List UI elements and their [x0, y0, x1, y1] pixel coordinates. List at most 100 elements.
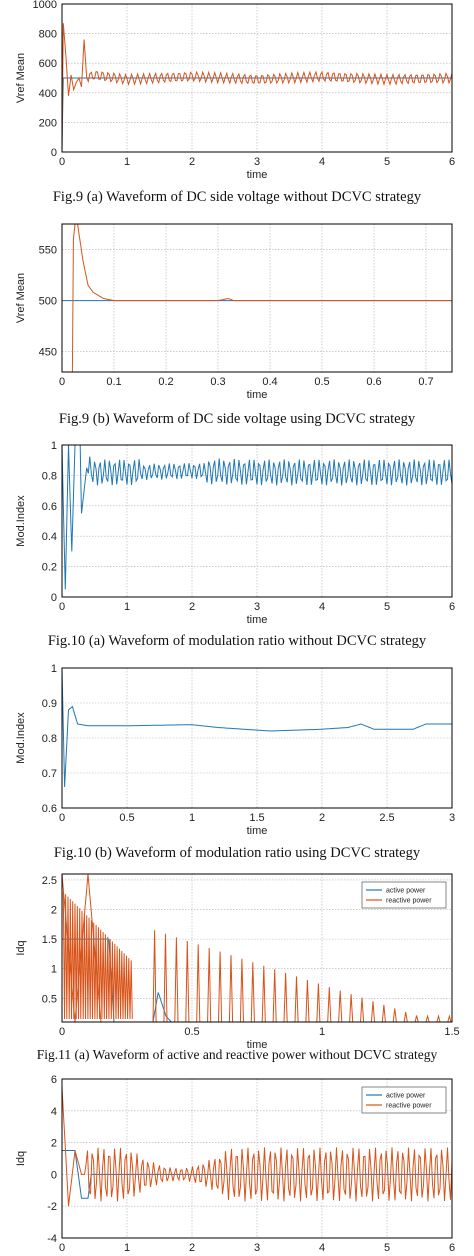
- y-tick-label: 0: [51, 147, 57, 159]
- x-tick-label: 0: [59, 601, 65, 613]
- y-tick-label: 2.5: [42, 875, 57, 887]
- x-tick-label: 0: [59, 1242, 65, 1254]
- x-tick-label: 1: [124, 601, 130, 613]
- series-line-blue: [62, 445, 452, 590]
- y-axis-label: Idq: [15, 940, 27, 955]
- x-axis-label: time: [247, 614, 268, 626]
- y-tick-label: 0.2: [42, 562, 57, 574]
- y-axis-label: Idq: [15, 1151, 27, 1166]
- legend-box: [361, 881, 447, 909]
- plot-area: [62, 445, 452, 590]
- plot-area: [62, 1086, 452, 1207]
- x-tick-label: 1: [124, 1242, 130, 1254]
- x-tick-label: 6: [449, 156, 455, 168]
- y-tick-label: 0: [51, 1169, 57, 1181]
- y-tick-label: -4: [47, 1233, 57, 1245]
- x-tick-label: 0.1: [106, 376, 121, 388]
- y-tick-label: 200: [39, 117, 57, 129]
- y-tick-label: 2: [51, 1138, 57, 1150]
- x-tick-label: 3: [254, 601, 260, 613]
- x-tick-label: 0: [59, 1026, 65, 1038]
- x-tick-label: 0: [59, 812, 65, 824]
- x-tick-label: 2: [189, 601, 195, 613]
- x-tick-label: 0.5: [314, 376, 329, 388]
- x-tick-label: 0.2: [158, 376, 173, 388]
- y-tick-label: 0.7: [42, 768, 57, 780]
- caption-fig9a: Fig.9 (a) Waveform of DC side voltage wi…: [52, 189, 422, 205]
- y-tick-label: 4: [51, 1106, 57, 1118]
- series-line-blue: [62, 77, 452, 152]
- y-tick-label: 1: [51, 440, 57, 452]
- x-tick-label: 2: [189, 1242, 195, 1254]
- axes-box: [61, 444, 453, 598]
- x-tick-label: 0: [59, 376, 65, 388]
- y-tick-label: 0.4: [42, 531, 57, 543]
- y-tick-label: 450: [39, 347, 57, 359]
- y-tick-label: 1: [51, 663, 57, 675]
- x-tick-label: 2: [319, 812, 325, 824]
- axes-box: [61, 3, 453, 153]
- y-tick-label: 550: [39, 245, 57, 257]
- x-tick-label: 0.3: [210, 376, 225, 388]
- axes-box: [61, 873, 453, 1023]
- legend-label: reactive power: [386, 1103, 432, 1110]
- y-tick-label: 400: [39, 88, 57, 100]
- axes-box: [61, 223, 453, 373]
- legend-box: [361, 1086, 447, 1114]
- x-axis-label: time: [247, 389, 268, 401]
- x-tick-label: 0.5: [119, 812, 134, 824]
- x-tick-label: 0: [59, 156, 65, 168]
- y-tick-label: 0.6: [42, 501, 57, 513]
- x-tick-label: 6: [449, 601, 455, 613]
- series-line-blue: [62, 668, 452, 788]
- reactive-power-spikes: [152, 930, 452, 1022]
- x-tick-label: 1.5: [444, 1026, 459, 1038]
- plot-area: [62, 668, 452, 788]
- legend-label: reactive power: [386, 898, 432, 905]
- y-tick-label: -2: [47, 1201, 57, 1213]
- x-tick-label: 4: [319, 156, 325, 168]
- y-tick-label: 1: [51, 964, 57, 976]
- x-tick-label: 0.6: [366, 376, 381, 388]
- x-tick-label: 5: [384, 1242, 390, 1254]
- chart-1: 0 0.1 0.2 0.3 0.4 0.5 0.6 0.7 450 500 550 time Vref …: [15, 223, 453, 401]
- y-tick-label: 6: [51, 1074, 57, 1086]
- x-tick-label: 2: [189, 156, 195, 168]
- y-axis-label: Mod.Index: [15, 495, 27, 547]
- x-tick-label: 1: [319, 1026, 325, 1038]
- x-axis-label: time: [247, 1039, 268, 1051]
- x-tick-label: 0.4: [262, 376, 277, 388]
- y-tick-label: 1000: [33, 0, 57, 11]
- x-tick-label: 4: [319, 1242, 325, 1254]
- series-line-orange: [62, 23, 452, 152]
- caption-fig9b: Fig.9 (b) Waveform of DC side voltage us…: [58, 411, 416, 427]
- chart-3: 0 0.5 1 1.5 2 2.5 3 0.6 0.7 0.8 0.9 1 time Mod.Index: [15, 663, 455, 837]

• Stated task
Rewrite the records with every "reactive power" replaced by "Q power", keeping everything else unchanged and leaving out the pictures.

• Exercise output
List UI elements and their [x0, y0, x1, y1] pixel coordinates. List at most 100 elements.
- y-tick-label: 0: [51, 147, 57, 159]
- x-tick-label: 0: [59, 601, 65, 613]
- y-tick-label: 2.5: [42, 875, 57, 887]
- x-tick-label: 0: [59, 1242, 65, 1254]
- x-tick-label: 1: [124, 601, 130, 613]
- series-line-blue: [62, 445, 452, 590]
- y-axis-label: Idq: [15, 940, 27, 955]
- x-axis-label: time: [247, 614, 268, 626]
- y-tick-label: 0.2: [42, 562, 57, 574]
- y-axis-label: Idq: [15, 1151, 27, 1166]
- legend-box: [361, 881, 447, 909]
- plot-area: [62, 445, 452, 590]
- plot-area: [62, 1086, 452, 1207]
- x-tick-label: 1: [124, 1242, 130, 1254]
- x-tick-label: 6: [449, 156, 455, 168]
- y-tick-label: 0: [51, 1169, 57, 1181]
- y-tick-label: -4: [47, 1233, 57, 1245]
- x-tick-label: 0.1: [106, 376, 121, 388]
- y-tick-label: 200: [39, 117, 57, 129]
- y-tick-label: 2: [51, 1138, 57, 1150]
- x-tick-label: 3: [254, 601, 260, 613]
- x-tick-label: 0: [59, 1026, 65, 1038]
- x-tick-label: 0: [59, 812, 65, 824]
- x-tick-label: 2: [189, 601, 195, 613]
- x-tick-label: 0.5: [314, 376, 329, 388]
- x-tick-label: 0.2: [158, 376, 173, 388]
- y-tick-label: 0.7: [42, 768, 57, 780]
- caption-fig9a: Fig.9 (a) Waveform of DC side voltage wi…: [52, 189, 422, 205]
- y-tick-label: 4: [51, 1106, 57, 1118]
- series-line-blue: [62, 77, 452, 152]
- y-tick-label: 1: [51, 440, 57, 452]
- x-tick-label: 2: [189, 1242, 195, 1254]
- axes-box: [61, 444, 453, 598]
- x-tick-label: 0: [59, 376, 65, 388]
- y-tick-label: 0.4: [42, 531, 57, 543]
- y-tick-label: 450: [39, 347, 57, 359]
- y-tick-label: 1: [51, 663, 57, 675]
- x-tick-label: 2: [319, 812, 325, 824]
- axes-box: [61, 3, 453, 153]
- y-tick-label: 550: [39, 245, 57, 257]
- x-tick-label: 0.3: [210, 376, 225, 388]
- axes-box: [61, 873, 453, 1023]
- legend-label: Q power: [386, 1103, 432, 1110]
- y-tick-label: 400: [39, 88, 57, 100]
- axes-box: [61, 223, 453, 373]
- legend-box: [361, 1086, 447, 1114]
- x-axis-label: time: [247, 389, 268, 401]
- x-tick-label: 0.5: [119, 812, 134, 824]
- x-tick-label: 0: [59, 156, 65, 168]
- y-tick-label: 0.6: [42, 501, 57, 513]
- x-tick-label: 6: [449, 601, 455, 613]
- series-line-blue: [62, 668, 452, 788]
- reactive-power-spikes: [152, 930, 452, 1022]
- x-tick-label: 1.5: [444, 1026, 459, 1038]
- plot-area: [62, 668, 452, 788]
- legend-label: Q power: [386, 898, 432, 905]
- y-tick-label: -2: [47, 1201, 57, 1213]
- x-tick-label: 4: [319, 156, 325, 168]
- y-tick-label: 1: [51, 964, 57, 976]
- x-tick-label: 0.6: [366, 376, 381, 388]
- x-tick-label: 5: [384, 1242, 390, 1254]
- chart-1: 0 0.1 0.2 0.3 0.4 0.5 0.6 0.7 450 500 550 time Vref …: [15, 223, 453, 401]
- y-tick-label: 6: [51, 1074, 57, 1086]
- x-tick-label: 2: [189, 156, 195, 168]
- y-axis-label: Mod.Index: [15, 495, 27, 547]
- x-tick-label: 1: [319, 1026, 325, 1038]
- x-axis-label: time: [247, 1039, 268, 1051]
- x-tick-label: 0.4: [262, 376, 277, 388]
- y-tick-label: 1000: [33, 0, 57, 11]
- x-tick-label: 4: [319, 1242, 325, 1254]
- series-line-orange: [62, 23, 452, 152]
- caption-fig9b: Fig.9 (b) Waveform of DC side voltage us…: [58, 411, 416, 427]
- chart-3: 0 0.5 1 1.5 2 2.5 3 0.6 0.7 0.8 0.9 1 time Mod.Index: [15, 663, 455, 837]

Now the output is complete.